- REQUIREMENT
Every entry needs to be printed exactly, please.
--- BEGIN DATASET RECORDS ---
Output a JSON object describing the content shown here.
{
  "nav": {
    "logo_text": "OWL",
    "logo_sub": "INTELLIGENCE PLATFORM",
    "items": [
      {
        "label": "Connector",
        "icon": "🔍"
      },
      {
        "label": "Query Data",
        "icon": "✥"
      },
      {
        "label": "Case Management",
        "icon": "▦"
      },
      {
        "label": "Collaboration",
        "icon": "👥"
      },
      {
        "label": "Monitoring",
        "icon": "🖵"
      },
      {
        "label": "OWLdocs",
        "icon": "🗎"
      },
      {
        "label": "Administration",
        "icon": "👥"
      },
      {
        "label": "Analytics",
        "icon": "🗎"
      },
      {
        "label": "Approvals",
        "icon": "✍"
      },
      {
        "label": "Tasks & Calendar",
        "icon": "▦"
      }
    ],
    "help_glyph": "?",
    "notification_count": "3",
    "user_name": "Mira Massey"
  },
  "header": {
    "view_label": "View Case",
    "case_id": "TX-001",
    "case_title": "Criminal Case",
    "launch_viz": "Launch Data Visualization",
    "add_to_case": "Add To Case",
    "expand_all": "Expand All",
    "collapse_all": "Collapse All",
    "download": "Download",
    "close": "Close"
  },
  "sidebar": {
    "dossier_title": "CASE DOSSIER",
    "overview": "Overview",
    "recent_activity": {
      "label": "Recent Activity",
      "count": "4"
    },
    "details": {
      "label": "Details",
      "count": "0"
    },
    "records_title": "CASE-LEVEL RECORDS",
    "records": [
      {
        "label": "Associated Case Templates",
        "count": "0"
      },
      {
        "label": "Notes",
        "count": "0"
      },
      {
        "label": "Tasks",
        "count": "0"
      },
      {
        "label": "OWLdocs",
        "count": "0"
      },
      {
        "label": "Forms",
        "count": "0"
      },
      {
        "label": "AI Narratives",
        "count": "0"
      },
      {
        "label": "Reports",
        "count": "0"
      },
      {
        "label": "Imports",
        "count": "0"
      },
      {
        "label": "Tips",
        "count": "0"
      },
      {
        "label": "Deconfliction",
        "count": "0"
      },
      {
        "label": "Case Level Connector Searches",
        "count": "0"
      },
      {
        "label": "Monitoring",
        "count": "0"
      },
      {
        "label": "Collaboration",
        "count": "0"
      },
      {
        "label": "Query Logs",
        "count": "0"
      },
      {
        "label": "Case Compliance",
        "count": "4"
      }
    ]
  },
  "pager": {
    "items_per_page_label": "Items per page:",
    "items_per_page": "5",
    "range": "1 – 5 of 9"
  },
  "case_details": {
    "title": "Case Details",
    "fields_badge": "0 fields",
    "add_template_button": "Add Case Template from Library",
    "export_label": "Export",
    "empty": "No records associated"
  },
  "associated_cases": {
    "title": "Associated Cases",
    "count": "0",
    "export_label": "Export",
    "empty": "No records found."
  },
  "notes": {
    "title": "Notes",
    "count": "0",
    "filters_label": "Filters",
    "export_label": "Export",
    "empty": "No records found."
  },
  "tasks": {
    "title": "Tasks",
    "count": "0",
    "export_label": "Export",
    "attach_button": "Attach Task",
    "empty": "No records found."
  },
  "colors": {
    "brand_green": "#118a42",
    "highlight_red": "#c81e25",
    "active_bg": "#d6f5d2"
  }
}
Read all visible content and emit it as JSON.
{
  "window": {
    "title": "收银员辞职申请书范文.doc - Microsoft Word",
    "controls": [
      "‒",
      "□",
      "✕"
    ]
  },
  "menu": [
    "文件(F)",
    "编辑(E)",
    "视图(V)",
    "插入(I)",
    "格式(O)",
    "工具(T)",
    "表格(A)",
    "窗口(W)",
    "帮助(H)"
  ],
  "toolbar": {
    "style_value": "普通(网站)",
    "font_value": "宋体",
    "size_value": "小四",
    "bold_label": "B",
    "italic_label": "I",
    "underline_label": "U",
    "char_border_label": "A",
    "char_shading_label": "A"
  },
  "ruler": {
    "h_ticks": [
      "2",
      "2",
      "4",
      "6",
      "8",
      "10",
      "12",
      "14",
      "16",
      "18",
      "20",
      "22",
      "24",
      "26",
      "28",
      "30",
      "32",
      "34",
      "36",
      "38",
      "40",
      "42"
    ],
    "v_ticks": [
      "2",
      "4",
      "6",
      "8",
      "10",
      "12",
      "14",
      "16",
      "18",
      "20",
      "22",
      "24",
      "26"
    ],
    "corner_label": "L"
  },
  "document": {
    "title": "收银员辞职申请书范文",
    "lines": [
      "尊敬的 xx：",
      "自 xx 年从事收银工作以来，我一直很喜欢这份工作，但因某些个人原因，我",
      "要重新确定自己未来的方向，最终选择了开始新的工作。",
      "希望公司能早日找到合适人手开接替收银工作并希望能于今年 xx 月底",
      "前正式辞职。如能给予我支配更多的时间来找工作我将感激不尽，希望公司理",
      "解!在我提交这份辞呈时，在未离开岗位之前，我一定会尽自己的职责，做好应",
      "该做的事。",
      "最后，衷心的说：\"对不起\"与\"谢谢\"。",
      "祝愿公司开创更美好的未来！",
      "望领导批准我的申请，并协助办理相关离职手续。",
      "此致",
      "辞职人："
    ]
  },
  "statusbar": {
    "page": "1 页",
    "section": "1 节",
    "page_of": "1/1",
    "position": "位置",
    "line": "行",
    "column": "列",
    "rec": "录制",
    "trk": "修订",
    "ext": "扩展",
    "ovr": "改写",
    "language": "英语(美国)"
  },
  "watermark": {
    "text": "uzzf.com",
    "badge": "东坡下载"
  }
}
--- END DATASET RECORDS ---
- COMPLETE RESPONSE
Output a JSON object describing the content shown here.
{
  "nav": {
    "logo_text": "OWL",
    "logo_sub": "INTELLIGENCE PLATFORM",
    "items": [
      {
        "label": "Connector",
        "icon": "🔍"
      },
      {
        "label": "Query Data",
        "icon": "✥"
      },
      {
        "label": "Case Management",
        "icon": "▦"
      },
      {
        "label": "Collaboration",
        "icon": "👥"
      },
      {
        "label": "Monitoring",
        "icon": "🖵"
      },
      {
        "label": "OWLdocs",
        "icon": "🗎"
      },
      {
        "label": "Administration",
        "icon": "👥"
      },
      {
        "label": "Analytics",
        "icon": "🗎"
      },
      {
        "label": "Approvals",
        "icon": "✍"
      },
      {
        "label": "Tasks & Calendar",
        "icon": "▦"
      }
    ],
    "help_glyph": "?",
    "notification_count": "3",
    "user_name": "Mira Massey"
  },
  "header": {
    "view_label": "View Case",
    "case_id": "TX-001",
    "case_title": "Criminal Case",
    "launch_viz": "Launch Data Visualization",
    "add_to_case": "Add To Case",
    "expand_all": "Expand All",
    "collapse_all": "Collapse All",
    "download": "Download",
    "close": "Close"
  },
  "sidebar": {
    "dossier_title": "CASE DOSSIER",
    "overview": "Overview",
    "recent_activity": {
      "label": "Recent Activity",
      "count": "4"
    },
    "details": {
      "label": "Details",
      "count": "0"
    },
    "records_title": "CASE-LEVEL RECORDS",
    "records": [
      {
        "label": "Associated Case Templates",
        "count": "0"
      },
      {
        "label": "Notes",
        "count": "0"
      },
      {
        "label": "Tasks",
        "count": "0"
      },
      {
        "label": "OWLdocs",
        "count": "0"
      },
      {
        "label": "Forms",
        "count": "0"
      },
      {
        "label": "AI Narratives",
        "count": "0"
      },
      {
        "label": "Reports",
        "count": "0"
      },
      {
        "label": "Imports",
        "count": "0"
      },
      {
        "label": "Tips",
        "count": "0"
      },
      {
        "label": "Deconfliction",
        "count": "0"
      },
      {
        "label": "Case Level Connector Searches",
        "count": "0"
      },
      {
        "label": "Monitoring",
        "count": "0"
      },
      {
        "label": "Collaboration",
        "count": "0"
      },
      {
        "label": "Query Logs",
        "count": "0"
      },
      {
        "label": "Case Compliance",
        "count": "4"
      }
    ]
  },
  "pager": {
    "items_per_page_label": "Items per page:",
    "items_per_page": "5",
    "range": "1 – 5 of 9"
  },
  "case_details": {
    "title": "Case Details",
    "fields_badge": "0 fields",
    "add_template_button": "Add Case Template from Library",
    "export_label": "Export",
    "empty": "No records associated"
  },
  "associated_cases": {
    "title": "Associated Cases",
    "count": "0",
    "export_label": "Export",
    "empty": "No records found."
  },
  "notes": {
    "title": "Notes",
    "count": "0",
    "filters_label": "Filters",
    "export_label": "Export",
    "empty": "No records found."
  },
  "tasks": {
    "title": "Tasks",
    "count": "0",
    "export_label": "Export",
    "attach_button": "Attach Task",
    "empty": "No records found."
  },
  "colors": {
    "brand_green": "#118a42",
    "highlight_red": "#c81e25",
    "active_bg": "#d6f5d2"
  }
}
Read all visible content and emit it as JSON.
{
  "window": {
    "title": "收银员辞职申请书范文.doc - Microsoft Word",
    "controls": [
      "‒",
      "□",
      "✕"
    ]
  },
  "menu": [
    "文件(F)",
    "编辑(E)",
    "视图(V)",
    "插入(I)",
    "格式(O)",
    "工具(T)",
    "表格(A)",
    "窗口(W)",
    "帮助(H)"
  ],
  "toolbar": {
    "style_value": "普通(网站)",
    "font_value": "宋体",
    "size_value": "小四",
    "bold_label": "B",
    "italic_label": "I",
    "underline_label": "U",
    "char_border_label": "A",
    "char_shading_label": "A"
  },
  "ruler": {
    "h_ticks": [
      "2",
      "2",
      "4",
      "6",
      "8",
      "10",
      "12",
      "14",
      "16",
      "18",
      "20",
      "22",
      "24",
      "26",
      "28",
      "30",
      "32",
      "34",
      "36",
      "38",
      "40",
      "42"
    ],
    "v_ticks": [
      "2",
      "4",
      "6",
      "8",
      "10",
      "12",
      "14",
      "16",
      "18",
      "20",
      "22",
      "24",
      "26"
    ],
    "corner_label": "L"
  },
  "document": {
    "title": "收银员辞职申请书范文",
    "lines": [
      "尊敬的 xx：",
      "自 xx 年从事收银工作以来，我一直很喜欢这份工作，但因某些个人原因，我",
      "要重新确定自己未来的方向，最终选择了开始新的工作。",
      "希望公司能早日找到合适人手开接替收银工作并希望能于今年 xx 月底",
      "前正式辞职。如能给予我支配更多的时间来找工作我将感激不尽，希望公司理",
      "解!在我提交这份辞呈时，在未离开岗位之前，我一定会尽自己的职责，做好应",
      "该做的事。",
      "最后，衷心的说：\"对不起\"与\"谢谢\"。",
      "祝愿公司开创更美好的未来！",
      "望领导批准我的申请，并协助办理相关离职手续。",
      "此致",
      "辞职人："
    ]
  },
  "statusbar": {
    "page": "1 页",
    "section": "1 节",
    "page_of": "1/1",
    "position": "位置",
    "line": "行",
    "column": "列",
    "rec": "录制",
    "trk": "修订",
    "ext": "扩展",
    "ovr": "改写",
    "language": "英语(美国)"
  },
  "watermark": {
    "text": "uzzf.com",
    "badge": "东坡下载"
  }
}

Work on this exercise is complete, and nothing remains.